### DIRECTIONS:
In the records below, find each line containing the word "text" and copy it.
## Begin DATA EXCERPTS
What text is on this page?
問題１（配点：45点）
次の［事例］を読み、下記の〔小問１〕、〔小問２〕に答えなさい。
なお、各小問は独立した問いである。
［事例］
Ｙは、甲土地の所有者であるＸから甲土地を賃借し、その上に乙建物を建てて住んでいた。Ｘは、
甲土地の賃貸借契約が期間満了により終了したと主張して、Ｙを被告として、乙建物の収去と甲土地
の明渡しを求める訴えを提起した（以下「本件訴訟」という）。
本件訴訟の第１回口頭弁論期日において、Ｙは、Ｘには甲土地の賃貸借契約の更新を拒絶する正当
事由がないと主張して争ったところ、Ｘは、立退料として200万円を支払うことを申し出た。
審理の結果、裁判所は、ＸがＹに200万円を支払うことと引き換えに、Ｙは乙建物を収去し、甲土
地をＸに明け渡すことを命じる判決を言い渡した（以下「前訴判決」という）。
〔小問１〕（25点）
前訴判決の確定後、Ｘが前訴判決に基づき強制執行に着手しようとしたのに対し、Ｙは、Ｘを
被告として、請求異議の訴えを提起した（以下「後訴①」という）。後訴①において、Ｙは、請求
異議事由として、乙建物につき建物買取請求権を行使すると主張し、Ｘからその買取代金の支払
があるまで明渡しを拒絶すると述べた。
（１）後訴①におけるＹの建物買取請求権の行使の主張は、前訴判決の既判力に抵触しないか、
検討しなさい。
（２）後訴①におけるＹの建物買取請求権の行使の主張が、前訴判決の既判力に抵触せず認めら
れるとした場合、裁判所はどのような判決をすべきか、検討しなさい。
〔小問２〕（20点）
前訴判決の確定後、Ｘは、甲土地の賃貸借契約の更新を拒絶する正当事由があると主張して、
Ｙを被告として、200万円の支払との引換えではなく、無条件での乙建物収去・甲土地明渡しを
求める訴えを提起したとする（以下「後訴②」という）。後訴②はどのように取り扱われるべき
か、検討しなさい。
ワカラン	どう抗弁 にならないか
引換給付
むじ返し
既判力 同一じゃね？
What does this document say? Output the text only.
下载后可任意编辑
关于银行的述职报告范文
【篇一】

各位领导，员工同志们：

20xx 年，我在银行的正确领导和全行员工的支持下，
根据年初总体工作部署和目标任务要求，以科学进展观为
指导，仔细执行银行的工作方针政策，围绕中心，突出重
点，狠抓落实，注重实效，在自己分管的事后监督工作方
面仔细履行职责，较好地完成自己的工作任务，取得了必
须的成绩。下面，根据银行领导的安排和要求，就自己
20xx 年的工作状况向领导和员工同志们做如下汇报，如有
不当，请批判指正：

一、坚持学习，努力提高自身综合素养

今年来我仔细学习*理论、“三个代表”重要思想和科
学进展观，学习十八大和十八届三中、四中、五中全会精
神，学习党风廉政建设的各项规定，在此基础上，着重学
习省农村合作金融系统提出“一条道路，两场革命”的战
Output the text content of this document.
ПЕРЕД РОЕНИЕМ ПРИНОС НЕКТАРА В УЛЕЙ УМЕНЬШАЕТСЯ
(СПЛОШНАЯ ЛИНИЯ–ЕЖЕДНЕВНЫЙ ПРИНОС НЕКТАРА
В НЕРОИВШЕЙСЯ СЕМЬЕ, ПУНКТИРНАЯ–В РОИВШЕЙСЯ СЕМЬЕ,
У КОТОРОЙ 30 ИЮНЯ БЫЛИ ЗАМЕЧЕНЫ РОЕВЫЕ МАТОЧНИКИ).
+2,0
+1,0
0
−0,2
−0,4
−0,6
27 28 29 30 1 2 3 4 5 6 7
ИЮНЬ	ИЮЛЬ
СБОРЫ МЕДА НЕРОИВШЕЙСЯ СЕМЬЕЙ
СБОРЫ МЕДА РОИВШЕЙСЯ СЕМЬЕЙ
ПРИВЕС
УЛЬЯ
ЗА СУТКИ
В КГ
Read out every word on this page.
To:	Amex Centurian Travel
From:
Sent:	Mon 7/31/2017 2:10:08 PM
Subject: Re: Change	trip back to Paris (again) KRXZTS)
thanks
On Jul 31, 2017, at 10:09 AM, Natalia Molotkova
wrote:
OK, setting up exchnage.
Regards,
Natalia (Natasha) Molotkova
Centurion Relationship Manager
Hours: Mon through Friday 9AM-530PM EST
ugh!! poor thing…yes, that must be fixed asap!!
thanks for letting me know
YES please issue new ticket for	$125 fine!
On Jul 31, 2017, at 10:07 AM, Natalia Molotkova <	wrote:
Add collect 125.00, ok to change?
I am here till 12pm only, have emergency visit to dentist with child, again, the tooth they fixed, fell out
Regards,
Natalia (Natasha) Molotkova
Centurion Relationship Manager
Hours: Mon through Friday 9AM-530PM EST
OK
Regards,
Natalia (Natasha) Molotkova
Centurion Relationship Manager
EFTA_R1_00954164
## End DATA EXCERPTS
### FINAL RESULT:
What text is on this page?
What does this document say? Output the text only.
Output the text content of this document.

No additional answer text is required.